● What you should do:
Repeat the material exactly as it appears.

Stored records
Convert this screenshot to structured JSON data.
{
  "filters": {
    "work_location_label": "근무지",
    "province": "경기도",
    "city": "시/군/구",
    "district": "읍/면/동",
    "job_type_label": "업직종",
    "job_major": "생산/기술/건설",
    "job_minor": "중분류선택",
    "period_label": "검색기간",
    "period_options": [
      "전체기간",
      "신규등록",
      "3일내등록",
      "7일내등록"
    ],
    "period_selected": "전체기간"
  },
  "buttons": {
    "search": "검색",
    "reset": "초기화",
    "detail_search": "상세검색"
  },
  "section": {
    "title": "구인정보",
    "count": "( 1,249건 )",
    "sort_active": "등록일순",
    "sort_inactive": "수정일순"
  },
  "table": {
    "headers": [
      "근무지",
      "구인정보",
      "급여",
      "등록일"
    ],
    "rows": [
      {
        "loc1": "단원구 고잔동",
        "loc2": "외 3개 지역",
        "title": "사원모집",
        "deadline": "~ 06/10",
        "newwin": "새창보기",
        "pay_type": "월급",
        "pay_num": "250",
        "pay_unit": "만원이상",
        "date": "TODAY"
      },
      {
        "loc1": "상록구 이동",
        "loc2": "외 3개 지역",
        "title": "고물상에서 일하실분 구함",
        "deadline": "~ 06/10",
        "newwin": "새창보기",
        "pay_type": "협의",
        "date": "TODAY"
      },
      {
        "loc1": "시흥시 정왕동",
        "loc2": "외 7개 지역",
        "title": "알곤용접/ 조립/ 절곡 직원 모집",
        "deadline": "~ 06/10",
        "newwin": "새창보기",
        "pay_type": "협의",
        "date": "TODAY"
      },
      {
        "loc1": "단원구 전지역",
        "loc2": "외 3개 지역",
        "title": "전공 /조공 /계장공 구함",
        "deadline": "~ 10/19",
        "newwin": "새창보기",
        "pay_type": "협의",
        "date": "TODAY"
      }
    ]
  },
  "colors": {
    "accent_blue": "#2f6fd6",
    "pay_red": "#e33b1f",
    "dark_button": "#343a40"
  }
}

● Task solution:
Convert this screenshot to structured JSON data.
{
  "filters": {
    "work_location_label": "근무지",
    "province": "경기도",
    "city": "시/군/구",
    "district": "읍/면/동",
    "job_type_label": "업직종",
    "job_major": "생산/기술/건설",
    "job_minor": "중분류선택",
    "period_label": "검색기간",
    "period_options": [
      "전체기간",
      "신규등록",
      "3일내등록",
      "7일내등록"
    ],
    "period_selected": "전체기간"
  },
  "buttons": {
    "search": "검색",
    "reset": "초기화",
    "detail_search": "상세검색"
  },
  "section": {
    "title": "구인정보",
    "count": "( 1,249건 )",
    "sort_active": "등록일순",
    "sort_inactive": "수정일순"
  },
  "table": {
    "headers": [
      "근무지",
      "구인정보",
      "급여",
      "등록일"
    ],
    "rows": [
      {
        "loc1": "단원구 고잔동",
        "loc2": "외 3개 지역",
        "title": "사원모집",
        "deadline": "~ 06/10",
        "newwin": "새창보기",
        "pay_type": "월급",
        "pay_num": "250",
        "pay_unit": "만원이상",
        "date": "TODAY"
      },
      {
        "loc1": "상록구 이동",
        "loc2": "외 3개 지역",
        "title": "고물상에서 일하실분 구함",
        "deadline": "~ 06/10",
        "newwin": "새창보기",
        "pay_type": "협의",
        "date": "TODAY"
      },
      {
        "loc1": "시흥시 정왕동",
        "loc2": "외 7개 지역",
        "title": "알곤용접/ 조립/ 절곡 직원 모집",
        "deadline": "~ 06/10",
        "newwin": "새창보기",
        "pay_type": "협의",
        "date": "TODAY"
      },
      {
        "loc1": "단원구 전지역",
        "loc2": "외 3개 지역",
        "title": "전공 /조공 /계장공 구함",
        "deadline": "~ 10/19",
        "newwin": "새창보기",
        "pay_type": "협의",
        "date": "TODAY"
      }
    ]
  },
  "colors": {
    "accent_blue": "#2f6fd6",
    "pay_red": "#e33b1f",
    "dark_button": "#343a40"
  }
}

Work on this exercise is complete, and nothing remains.